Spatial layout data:
****************************************
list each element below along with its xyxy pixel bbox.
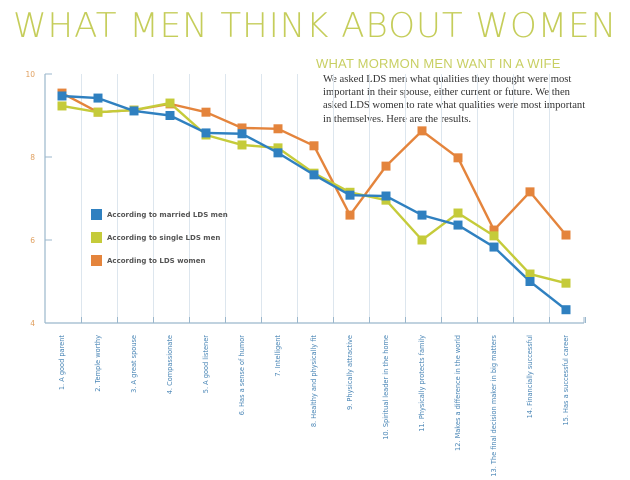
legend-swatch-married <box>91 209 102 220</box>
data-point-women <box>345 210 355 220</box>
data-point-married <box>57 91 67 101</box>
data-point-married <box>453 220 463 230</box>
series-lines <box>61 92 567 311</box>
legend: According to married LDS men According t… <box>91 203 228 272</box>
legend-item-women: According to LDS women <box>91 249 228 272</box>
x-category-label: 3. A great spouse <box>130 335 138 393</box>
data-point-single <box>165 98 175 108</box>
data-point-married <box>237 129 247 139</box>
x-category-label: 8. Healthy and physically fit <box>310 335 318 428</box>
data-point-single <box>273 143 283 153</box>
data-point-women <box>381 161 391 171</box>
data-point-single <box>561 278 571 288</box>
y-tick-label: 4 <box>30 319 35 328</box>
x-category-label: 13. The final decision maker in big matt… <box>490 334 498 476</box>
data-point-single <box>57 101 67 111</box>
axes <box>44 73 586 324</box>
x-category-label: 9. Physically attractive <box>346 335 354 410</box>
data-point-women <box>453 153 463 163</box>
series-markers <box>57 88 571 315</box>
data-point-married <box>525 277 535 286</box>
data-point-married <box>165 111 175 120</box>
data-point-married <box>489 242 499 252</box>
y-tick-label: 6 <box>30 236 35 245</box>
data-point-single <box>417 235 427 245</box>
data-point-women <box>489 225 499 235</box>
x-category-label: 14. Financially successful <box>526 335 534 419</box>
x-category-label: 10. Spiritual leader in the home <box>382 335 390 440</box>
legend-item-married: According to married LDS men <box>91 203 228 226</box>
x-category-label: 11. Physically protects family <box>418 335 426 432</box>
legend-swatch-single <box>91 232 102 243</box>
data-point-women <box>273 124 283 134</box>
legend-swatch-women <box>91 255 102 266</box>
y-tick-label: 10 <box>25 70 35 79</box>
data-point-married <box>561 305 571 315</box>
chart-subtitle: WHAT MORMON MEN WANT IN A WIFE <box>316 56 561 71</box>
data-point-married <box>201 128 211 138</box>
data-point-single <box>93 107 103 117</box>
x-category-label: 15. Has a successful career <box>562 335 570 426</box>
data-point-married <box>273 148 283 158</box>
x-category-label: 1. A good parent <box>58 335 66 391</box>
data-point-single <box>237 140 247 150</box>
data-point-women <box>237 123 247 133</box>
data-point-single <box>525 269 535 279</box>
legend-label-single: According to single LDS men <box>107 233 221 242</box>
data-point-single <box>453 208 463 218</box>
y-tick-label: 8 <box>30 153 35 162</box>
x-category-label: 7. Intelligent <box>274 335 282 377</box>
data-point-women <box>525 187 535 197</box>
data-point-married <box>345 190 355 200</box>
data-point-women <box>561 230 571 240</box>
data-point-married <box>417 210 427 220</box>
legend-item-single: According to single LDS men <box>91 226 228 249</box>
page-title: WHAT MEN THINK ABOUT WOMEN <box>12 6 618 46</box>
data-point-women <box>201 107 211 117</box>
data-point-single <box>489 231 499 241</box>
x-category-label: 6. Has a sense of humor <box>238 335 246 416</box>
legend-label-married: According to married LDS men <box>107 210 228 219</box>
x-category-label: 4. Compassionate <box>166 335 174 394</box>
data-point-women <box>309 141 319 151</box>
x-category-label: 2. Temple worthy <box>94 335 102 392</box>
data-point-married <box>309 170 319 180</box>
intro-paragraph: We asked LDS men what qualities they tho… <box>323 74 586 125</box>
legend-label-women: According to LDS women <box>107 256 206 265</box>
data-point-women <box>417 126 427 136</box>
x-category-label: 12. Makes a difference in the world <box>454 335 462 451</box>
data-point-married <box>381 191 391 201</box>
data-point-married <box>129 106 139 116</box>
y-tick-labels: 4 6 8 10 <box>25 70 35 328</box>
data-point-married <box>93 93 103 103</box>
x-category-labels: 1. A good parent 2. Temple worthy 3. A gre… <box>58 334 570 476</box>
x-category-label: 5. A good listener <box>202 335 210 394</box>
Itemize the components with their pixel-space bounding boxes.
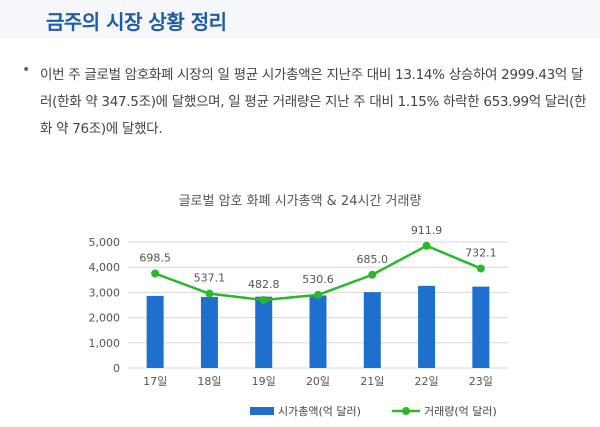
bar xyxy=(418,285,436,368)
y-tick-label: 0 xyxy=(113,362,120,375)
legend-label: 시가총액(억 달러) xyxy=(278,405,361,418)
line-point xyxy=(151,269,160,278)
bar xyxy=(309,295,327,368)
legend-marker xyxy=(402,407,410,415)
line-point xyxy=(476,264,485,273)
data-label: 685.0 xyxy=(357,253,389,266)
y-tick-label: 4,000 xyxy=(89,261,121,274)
****************************************
▶ Set problem:
Format every line of the listing as a Markdown table with the columns "Row" and "Entry," numbering the rows and skipping blank lines. Leave the pictures out of the table.

▶ Task result:
| Row | Entry |
|---|---|
| 1 | list each element below along with its xyxy pixel bbox. |
| 2 | legend-swatch-married <box>91 209 102 220</box> |
| 3 | data-point-women <box>345 210 355 220</box> |
| 4 | data-point-married <box>57 91 67 101</box> |
| 5 | data-point-married <box>453 220 463 230</box> |
| 6 | series-lines <box>61 92 567 311</box> |
| 7 | legend: According to married LDS men According t… <box>91 203 228 272</box> |
| 8 | legend-item-women: According to LDS women <box>91 249 228 272</box> |
| 9 | x-category-label: 3. A great spouse <box>130 335 138 393</box> |
| 10 | data-point-single <box>165 98 175 108</box> |
| 11 | data-point-married <box>237 129 247 139</box> |
| 12 | x-category-label: 8. Healthy and physically fit <box>310 335 318 428</box> |
| 13 | data-point-single <box>273 143 283 153</box> |
| 14 | data-point-women <box>381 161 391 171</box> |
| 15 | data-point-single <box>561 278 571 288</box> |
| 16 | y-tick-label: 4 <box>30 319 35 328</box> |
| 17 | x-category-label: 13. The final decision maker in big matt… <box>490 334 498 476</box> |
| 18 | data-point-single <box>57 101 67 111</box> |
| 19 | axes <box>44 73 586 324</box> |
| 20 | x-category-label: 9. Physically attractive <box>346 335 354 410</box> |
| 21 | data-point-women <box>453 153 463 163</box> |
| 22 | series-markers <box>57 88 571 315</box> |
| 23 | data-point-married <box>525 277 535 286</box> |
| 24 | data-point-married <box>165 111 175 120</box> |
| 25 | data-point-married <box>489 242 499 252</box> |
| 26 | y-tick-label: 6 <box>30 236 35 245</box> |
| 27 | data-point-single <box>417 235 427 245</box> |
| 28 | data-point-women <box>489 225 499 235</box> |
| 29 | x-category-label: 14. Financially successful <box>526 335 534 419</box> |
| 30 | x-category-label: 10. Spiritual leader in the home <box>382 335 390 440</box> |
| 31 | legend-item-married: According to married LDS men <box>91 203 228 226</box> |
| 32 | x-category-label: 11. Physically protects family <box>418 335 426 432</box> |
| 33 | legend-swatch-single <box>91 232 102 243</box> |
| 34 | data-point-women <box>273 124 283 134</box> |
| 35 | legend-swatch-women <box>91 255 102 266</box> |
| 36 | y-tick-label: 10 <box>25 70 35 79</box> |
| 37 | data-point-married <box>561 305 571 315</box> |
| 38 | chart-subtitle: WHAT MORMON MEN WANT IN A WIFE <box>316 56 561 71</box> |
| 39 | data-point-married <box>201 128 211 138</box> |
| 40 | data-point-single <box>93 107 103 117</box> |
| 41 | x-category-label: 15. Has a successful career <box>562 335 570 426</box> |
| 42 | data-point-married <box>273 148 283 158</box> |
| 43 | x-category-label: 1. A good parent <box>58 335 66 391</box> |
| 44 | data-point-single <box>237 140 247 150</box> |
| 45 | data-point-women <box>237 123 247 133</box> |
| 46 | data-point-single <box>525 269 535 279</box> |
| 47 | legend-label-single: According to single LDS men <box>107 233 221 242</box> |
| 48 | data-point-single <box>453 208 463 218</box> |
| 49 | y-tick-label: 8 <box>30 153 35 162</box> |
| 50 | x-category-label: 7. Intelligent <box>274 335 282 377</box> |
| 51 | data-point-women <box>525 187 535 197</box> |
| 52 | data-point-married <box>345 190 355 200</box> |
| 53 | data-point-women <box>561 230 571 240</box> |
| 54 | data-point-married <box>417 210 427 220</box> |
| 55 | legend-item-single: According to single LDS men <box>91 226 228 249</box> |
| 56 | page-title: WHAT MEN THINK ABOUT WOMEN <box>12 6 618 46</box> |
| 57 | data-point-women <box>201 107 211 117</box> |
| 58 | data-point-single <box>489 231 499 241</box> |
| 59 | x-category-label: 6. Has a sense of humor <box>238 335 246 416</box> |
| 60 | legend-label-married: According to married LDS men <box>107 210 228 219</box> |
| 61 | x-category-label: 4. Compassionate <box>166 335 174 394</box> |
| 62 | data-point-women <box>309 141 319 151</box> |
| 63 | x-category-label: 2. Temple worthy <box>94 335 102 392</box> |
| 64 | data-point-married <box>309 170 319 180</box> |
| 65 | intro-paragraph: We asked LDS men what qualities they tho… <box>323 74 586 125</box> |
| 66 | legend-label-women: According to LDS women <box>107 256 206 265</box> |
| 67 | data-point-women <box>417 126 427 136</box> |
| 68 | x-category-label: 12. Makes a difference in the world <box>454 335 462 451</box> |
| 69 | data-point-married <box>381 191 391 201</box> |
| 70 | data-point-married <box>129 106 139 116</box> |
| 71 | y-tick-labels: 4 6 8 10 <box>25 70 35 328</box> |
| 72 | data-point-married <box>93 93 103 103</box> |
| 73 | x-category-labels: 1. A good parent 2. Temple worthy 3. A gre… <box>58 334 570 476</box> |
| 74 | x-category-label: 5. A good listener <box>202 335 210 394</box> |
| 75 | Itemize the components with their pixel-space bounding boxes. |
| 76 | bar xyxy=(418,285,436,368) |
| 77 | y-tick-label: 0 xyxy=(113,362,120,375) |
| 78 | legend-label: 시가총액(억 달러) xyxy=(278,405,361,418) |
| 79 | line-point xyxy=(151,269,160,278) |
| 80 | bar xyxy=(309,295,327,368) |
| 81 | legend-marker xyxy=(402,407,410,415) |
| 82 | line-point xyxy=(476,264,485,273) |
| 83 | data-label: 685.0 xyxy=(357,253,389,266) |
| 84 | y-tick-label: 4,000 xyxy=(89,261,121,274) |